[Items from a dataset]
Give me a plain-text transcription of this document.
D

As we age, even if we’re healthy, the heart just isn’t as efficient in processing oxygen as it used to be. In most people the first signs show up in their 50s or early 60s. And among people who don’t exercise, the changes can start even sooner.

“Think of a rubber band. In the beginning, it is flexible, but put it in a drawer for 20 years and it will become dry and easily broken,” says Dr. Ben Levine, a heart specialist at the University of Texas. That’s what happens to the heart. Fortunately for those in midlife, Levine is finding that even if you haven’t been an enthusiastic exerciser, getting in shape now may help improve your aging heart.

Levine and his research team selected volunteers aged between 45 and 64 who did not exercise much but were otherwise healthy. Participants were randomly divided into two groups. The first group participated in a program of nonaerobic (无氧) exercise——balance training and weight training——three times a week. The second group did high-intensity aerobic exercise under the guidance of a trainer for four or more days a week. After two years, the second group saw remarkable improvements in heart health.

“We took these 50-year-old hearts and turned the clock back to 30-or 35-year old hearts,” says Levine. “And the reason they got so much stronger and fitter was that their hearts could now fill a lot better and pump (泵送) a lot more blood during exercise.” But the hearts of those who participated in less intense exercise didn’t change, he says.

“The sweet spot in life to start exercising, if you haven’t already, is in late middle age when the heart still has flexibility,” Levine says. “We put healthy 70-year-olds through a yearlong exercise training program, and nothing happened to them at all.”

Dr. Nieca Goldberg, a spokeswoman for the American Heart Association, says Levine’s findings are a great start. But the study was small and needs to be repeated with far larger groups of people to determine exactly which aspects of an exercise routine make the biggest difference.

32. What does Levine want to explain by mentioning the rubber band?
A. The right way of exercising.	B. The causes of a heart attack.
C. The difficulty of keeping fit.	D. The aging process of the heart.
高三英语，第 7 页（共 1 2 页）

**WHAT TO WORK ON**
Output all of the material exactly as written.

**WRITTEN SOLUTION**
Give me a plain-text transcription of this document.
D

As we age, even if we’re healthy, the heart just isn’t as efficient in processing oxygen as it used to be. In most people the first signs show up in their 50s or early 60s. And among people who don’t exercise, the changes can start even sooner.

“Think of a rubber band. In the beginning, it is flexible, but put it in a drawer for 20 years and it will become dry and easily broken,” says Dr. Ben Levine, a heart specialist at the University of Texas. That’s what happens to the heart. Fortunately for those in midlife, Levine is finding that even if you haven’t been an enthusiastic exerciser, getting in shape now may help improve your aging heart.

Levine and his research team selected volunteers aged between 45 and 64 who did not exercise much but were otherwise healthy. Participants were randomly divided into two groups. The first group participated in a program of nonaerobic (无氧) exercise——balance training and weight training——three times a week. The second group did high-intensity aerobic exercise under the guidance of a trainer for four or more days a week. After two years, the second group saw remarkable improvements in heart health.

“We took these 50-year-old hearts and turned the clock back to 30-or 35-year old hearts,” says Levine. “And the reason they got so much stronger and fitter was that their hearts could now fill a lot better and pump (泵送) a lot more blood during exercise.” But the hearts of those who participated in less intense exercise didn’t change, he says.

“The sweet spot in life to start exercising, if you haven’t already, is in late middle age when the heart still has flexibility,” Levine says. “We put healthy 70-year-olds through a yearlong exercise training program, and nothing happened to them at all.”

Dr. Nieca Goldberg, a spokeswoman for the American Heart Association, says Levine’s findings are a great start. But the study was small and needs to be repeated with far larger groups of people to determine exactly which aspects of an exercise routine make the biggest difference.

32. What does Levine want to explain by mentioning the rubber band?
A. The right way of exercising.	B. The causes of a heart attack.
C. The difficulty of keeping fit.	D. The aging process of the heart.
高三英语，第 7 页（共 1 2 页）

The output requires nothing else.